▶ [TO BE DONE]
Say how many lines contain the string "JSON". Give no other output.
====== MATERIAL FOR THIS TASK
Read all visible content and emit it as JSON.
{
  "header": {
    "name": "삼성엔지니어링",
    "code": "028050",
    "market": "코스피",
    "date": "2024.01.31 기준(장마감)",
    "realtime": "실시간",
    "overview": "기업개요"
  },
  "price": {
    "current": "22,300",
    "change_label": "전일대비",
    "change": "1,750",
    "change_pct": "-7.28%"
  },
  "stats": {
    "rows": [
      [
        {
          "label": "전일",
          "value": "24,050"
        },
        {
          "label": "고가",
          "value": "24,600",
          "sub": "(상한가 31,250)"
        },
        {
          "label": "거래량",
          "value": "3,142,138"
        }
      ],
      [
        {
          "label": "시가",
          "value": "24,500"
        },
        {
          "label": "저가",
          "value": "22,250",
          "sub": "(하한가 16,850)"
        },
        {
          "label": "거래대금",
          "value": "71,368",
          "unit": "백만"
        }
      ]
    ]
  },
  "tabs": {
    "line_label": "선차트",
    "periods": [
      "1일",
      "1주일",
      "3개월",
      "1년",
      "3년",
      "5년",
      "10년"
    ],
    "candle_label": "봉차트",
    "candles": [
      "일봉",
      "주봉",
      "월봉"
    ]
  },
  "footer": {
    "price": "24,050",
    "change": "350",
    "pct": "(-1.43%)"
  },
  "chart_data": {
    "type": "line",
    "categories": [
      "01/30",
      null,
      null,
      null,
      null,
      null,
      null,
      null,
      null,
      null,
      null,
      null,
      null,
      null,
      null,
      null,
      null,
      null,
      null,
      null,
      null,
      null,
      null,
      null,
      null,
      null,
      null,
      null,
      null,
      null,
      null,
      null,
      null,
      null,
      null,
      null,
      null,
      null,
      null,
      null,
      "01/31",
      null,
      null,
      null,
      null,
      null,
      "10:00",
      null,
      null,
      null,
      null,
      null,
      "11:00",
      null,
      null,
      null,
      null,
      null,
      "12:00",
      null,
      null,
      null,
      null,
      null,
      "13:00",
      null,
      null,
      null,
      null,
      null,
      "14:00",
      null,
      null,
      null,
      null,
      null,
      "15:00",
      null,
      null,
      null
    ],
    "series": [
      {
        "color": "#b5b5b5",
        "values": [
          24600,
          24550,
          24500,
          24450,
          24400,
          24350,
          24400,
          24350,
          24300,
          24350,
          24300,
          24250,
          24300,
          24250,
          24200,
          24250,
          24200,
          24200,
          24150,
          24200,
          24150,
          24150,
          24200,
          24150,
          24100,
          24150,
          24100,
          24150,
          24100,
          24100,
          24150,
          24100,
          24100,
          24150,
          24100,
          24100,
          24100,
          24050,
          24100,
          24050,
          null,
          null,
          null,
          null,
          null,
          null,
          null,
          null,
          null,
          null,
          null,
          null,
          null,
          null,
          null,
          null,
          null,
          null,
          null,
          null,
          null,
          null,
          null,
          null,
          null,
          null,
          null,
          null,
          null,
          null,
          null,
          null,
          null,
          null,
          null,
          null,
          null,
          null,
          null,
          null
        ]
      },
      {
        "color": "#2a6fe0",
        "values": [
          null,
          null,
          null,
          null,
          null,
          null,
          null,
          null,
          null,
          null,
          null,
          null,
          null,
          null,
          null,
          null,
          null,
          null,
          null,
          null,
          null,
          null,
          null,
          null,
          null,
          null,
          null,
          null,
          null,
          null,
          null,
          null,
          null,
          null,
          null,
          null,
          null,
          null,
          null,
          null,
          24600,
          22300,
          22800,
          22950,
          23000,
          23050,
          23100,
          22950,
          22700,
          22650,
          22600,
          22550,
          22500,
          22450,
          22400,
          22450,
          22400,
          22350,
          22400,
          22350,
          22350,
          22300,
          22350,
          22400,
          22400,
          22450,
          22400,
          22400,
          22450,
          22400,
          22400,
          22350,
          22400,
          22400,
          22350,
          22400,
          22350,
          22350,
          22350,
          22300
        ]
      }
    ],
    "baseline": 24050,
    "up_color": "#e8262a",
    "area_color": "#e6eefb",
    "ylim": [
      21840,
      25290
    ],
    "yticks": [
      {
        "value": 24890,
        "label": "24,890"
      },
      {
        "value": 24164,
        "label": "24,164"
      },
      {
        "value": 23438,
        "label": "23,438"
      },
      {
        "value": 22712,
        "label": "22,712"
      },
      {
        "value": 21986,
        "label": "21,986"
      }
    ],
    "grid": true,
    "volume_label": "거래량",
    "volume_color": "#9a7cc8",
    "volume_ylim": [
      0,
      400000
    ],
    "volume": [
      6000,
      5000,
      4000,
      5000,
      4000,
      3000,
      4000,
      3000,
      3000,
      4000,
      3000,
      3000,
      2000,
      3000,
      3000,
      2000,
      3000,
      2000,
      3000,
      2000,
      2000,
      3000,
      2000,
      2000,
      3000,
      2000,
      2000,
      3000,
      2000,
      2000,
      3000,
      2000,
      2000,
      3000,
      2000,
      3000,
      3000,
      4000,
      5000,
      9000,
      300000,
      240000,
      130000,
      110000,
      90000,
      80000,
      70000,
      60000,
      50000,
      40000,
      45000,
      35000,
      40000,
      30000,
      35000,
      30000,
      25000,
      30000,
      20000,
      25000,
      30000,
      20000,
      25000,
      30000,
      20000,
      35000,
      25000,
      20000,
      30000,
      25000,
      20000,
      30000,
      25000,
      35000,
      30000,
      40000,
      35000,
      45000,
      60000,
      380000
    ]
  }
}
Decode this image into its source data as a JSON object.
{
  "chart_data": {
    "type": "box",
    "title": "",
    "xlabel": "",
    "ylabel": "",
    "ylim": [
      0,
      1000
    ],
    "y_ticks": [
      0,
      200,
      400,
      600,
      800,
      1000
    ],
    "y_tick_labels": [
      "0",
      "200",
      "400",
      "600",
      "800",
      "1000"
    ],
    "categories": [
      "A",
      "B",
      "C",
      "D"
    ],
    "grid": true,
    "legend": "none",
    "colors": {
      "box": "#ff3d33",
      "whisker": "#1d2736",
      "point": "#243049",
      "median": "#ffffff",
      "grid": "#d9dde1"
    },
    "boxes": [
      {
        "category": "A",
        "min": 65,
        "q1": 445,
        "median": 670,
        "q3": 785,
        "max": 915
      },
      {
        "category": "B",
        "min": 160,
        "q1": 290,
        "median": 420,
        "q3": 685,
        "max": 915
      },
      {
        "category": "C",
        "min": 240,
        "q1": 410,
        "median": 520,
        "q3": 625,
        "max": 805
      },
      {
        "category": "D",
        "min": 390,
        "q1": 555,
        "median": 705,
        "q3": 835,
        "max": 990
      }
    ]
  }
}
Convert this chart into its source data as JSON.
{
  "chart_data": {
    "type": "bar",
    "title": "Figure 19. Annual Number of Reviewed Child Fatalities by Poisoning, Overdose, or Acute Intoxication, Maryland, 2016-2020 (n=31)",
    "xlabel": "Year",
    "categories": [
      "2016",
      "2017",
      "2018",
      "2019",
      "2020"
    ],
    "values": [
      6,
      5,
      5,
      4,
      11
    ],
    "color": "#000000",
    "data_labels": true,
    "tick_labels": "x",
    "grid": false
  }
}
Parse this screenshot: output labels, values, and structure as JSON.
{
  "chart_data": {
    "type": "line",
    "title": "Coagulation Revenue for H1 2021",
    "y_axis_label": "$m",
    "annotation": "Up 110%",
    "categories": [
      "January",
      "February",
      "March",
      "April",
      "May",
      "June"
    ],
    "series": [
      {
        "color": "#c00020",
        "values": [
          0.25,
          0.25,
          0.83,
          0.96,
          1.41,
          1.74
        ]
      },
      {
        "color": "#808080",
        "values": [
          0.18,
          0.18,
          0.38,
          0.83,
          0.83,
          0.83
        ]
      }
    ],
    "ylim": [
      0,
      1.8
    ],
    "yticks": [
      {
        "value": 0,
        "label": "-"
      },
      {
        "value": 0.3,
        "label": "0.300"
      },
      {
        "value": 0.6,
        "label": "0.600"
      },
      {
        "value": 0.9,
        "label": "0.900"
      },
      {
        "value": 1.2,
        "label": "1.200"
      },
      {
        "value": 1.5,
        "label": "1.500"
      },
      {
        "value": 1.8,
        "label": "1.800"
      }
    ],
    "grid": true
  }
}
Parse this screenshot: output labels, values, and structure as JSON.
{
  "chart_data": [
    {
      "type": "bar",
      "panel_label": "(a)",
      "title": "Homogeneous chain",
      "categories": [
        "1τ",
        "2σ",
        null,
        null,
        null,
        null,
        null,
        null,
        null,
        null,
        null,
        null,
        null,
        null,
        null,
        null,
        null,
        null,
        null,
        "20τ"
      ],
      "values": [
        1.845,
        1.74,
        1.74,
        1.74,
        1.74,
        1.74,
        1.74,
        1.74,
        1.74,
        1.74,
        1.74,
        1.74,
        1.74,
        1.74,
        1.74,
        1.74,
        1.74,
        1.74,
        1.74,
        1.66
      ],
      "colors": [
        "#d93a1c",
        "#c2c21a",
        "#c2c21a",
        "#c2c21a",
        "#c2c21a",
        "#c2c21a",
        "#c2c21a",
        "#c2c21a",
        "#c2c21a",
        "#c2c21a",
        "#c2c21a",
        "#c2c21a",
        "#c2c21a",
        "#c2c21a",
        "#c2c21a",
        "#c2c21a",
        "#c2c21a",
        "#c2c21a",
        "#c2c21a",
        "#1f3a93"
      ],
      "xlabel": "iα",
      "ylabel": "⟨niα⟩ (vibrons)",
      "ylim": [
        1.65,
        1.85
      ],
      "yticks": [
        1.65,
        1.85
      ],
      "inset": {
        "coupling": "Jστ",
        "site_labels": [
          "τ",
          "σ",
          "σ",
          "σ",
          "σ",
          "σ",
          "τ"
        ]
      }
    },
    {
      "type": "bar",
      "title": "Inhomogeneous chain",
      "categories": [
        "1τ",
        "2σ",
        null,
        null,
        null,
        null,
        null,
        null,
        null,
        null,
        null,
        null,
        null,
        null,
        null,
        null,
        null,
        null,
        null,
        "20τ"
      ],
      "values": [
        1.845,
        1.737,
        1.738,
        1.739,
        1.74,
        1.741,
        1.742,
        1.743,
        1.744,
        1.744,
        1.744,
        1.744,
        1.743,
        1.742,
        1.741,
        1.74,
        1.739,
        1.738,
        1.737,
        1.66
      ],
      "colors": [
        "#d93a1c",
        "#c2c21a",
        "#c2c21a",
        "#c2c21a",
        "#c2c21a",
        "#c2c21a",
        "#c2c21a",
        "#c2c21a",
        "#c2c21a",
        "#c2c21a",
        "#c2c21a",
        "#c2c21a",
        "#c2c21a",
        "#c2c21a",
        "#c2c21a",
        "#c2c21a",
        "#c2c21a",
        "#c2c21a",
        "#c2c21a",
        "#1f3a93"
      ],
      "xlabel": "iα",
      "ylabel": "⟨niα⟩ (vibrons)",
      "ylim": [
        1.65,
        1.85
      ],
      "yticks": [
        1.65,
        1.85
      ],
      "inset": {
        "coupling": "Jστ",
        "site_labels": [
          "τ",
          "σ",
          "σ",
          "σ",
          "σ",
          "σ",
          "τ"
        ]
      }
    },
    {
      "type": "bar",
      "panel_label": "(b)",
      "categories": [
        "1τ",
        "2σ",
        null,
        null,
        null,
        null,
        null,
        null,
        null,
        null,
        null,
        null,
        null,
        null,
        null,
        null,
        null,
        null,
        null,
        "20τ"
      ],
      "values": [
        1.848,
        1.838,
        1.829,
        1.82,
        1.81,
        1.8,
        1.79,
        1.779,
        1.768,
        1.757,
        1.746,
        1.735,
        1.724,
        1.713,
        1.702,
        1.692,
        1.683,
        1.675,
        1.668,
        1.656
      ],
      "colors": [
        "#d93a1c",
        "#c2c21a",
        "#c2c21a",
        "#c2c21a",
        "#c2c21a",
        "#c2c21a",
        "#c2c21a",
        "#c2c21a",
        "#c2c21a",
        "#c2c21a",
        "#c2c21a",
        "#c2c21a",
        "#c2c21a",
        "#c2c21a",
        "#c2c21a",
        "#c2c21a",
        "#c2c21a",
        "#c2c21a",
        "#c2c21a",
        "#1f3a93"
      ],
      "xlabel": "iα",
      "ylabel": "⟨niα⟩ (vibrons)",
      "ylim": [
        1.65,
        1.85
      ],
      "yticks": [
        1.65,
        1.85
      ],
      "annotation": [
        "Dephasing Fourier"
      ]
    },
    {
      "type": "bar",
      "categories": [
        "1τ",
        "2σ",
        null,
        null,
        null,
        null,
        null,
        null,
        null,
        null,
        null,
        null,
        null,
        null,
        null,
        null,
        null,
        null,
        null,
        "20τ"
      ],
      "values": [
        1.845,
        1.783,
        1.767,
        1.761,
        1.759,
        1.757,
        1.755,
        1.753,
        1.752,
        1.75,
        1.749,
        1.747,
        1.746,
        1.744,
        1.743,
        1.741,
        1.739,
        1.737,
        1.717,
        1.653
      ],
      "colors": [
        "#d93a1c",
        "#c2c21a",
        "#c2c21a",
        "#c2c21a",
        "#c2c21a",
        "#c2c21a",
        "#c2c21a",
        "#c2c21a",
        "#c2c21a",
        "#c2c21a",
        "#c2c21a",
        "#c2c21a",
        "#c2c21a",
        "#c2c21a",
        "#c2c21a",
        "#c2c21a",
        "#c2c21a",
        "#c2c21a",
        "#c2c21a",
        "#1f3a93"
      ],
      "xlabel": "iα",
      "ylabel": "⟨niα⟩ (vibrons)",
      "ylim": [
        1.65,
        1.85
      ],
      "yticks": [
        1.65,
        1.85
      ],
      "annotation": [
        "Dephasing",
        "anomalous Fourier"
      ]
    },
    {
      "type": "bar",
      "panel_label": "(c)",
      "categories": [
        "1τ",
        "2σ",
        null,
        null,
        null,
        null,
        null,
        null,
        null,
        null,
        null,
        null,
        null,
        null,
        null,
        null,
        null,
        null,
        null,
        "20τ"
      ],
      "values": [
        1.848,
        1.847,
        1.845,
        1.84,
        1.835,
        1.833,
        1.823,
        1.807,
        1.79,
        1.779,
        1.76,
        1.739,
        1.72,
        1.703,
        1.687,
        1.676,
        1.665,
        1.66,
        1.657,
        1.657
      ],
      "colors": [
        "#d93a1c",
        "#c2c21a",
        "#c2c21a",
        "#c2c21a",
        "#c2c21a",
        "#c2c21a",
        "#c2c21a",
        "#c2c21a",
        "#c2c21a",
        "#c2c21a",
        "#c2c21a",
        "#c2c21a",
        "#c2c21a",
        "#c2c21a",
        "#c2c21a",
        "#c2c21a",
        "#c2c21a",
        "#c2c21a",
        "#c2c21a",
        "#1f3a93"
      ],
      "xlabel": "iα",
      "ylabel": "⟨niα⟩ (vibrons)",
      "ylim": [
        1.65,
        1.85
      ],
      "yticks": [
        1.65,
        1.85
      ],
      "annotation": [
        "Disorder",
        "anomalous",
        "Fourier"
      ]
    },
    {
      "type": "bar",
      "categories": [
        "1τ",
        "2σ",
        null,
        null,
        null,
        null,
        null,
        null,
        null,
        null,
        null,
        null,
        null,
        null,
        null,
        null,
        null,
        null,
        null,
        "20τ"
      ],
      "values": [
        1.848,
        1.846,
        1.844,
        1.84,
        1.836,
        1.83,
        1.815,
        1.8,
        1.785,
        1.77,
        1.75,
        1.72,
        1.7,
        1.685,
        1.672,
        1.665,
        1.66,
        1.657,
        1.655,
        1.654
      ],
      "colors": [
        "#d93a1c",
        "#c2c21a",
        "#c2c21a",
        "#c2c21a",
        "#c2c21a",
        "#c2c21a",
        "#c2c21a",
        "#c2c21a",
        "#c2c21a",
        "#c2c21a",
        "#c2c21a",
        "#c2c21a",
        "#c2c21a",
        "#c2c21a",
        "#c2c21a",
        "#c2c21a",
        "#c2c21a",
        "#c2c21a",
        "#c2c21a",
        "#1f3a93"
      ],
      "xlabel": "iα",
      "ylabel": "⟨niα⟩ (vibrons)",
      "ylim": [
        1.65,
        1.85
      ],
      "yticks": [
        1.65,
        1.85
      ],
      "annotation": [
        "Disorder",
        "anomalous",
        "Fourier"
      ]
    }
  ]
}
============
▶ [PROBLEM SOLUTION]
5